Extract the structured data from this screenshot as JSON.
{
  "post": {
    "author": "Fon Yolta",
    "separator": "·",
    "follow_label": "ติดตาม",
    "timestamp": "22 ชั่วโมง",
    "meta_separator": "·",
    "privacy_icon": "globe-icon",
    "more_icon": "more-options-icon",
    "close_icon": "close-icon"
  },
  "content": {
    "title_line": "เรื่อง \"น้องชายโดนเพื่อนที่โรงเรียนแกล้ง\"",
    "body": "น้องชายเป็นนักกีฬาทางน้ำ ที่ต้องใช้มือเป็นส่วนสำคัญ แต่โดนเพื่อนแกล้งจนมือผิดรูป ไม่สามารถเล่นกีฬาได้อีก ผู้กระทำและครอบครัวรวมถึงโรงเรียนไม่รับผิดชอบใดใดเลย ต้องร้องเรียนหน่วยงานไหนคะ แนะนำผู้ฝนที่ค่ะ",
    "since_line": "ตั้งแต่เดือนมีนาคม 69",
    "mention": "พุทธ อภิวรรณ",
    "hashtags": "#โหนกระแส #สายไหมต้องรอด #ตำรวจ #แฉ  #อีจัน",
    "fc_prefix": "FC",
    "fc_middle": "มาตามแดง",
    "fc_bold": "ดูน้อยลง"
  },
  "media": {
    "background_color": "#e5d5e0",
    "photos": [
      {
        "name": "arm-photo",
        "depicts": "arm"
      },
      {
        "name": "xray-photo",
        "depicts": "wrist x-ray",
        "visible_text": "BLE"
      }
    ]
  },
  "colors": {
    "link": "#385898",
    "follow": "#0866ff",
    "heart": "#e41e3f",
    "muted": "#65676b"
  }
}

---------------

◆ **GOAL OF THE EXERCISE**: Each record must be returned exactly as it is written.

◆ **EXERCISE SOLUTION**:
Extract the structured data from this screenshot as JSON.
{
  "post": {
    "author": "Fon Yolta",
    "separator": "·",
    "follow_label": "ติดตาม",
    "timestamp": "22 ชั่วโมง",
    "meta_separator": "·",
    "privacy_icon": "globe-icon",
    "more_icon": "more-options-icon",
    "close_icon": "close-icon"
  },
  "content": {
    "title_line": "เรื่อง \"น้องชายโดนเพื่อนที่โรงเรียนแกล้ง\"",
    "body": "น้องชายเป็นนักกีฬาทางน้ำ ที่ต้องใช้มือเป็นส่วนสำคัญ แต่โดนเพื่อนแกล้งจนมือผิดรูป ไม่สามารถเล่นกีฬาได้อีก ผู้กระทำและครอบครัวรวมถึงโรงเรียนไม่รับผิดชอบใดใดเลย ต้องร้องเรียนหน่วยงานไหนคะ แนะนำผู้ฝนที่ค่ะ",
    "since_line": "ตั้งแต่เดือนมีนาคม 69",
    "mention": "พุทธ อภิวรรณ",
    "hashtags": "#โหนกระแส #สายไหมต้องรอด #ตำรวจ #แฉ  #อีจัน",
    "fc_prefix": "FC",
    "fc_middle": "มาตามแดง",
    "fc_bold": "ดูน้อยลง"
  },
  "media": {
    "background_color": "#e5d5e0",
    "photos": [
      {
        "name": "arm-photo",
        "depicts": "arm"
      },
      {
        "name": "xray-photo",
        "depicts": "wrist x-ray",
        "visible_text": "BLE"
      }
    ]
  },
  "colors": {
    "link": "#385898",
    "follow": "#0866ff",
    "heart": "#e41e3f",
    "muted": "#65676b"
  }
}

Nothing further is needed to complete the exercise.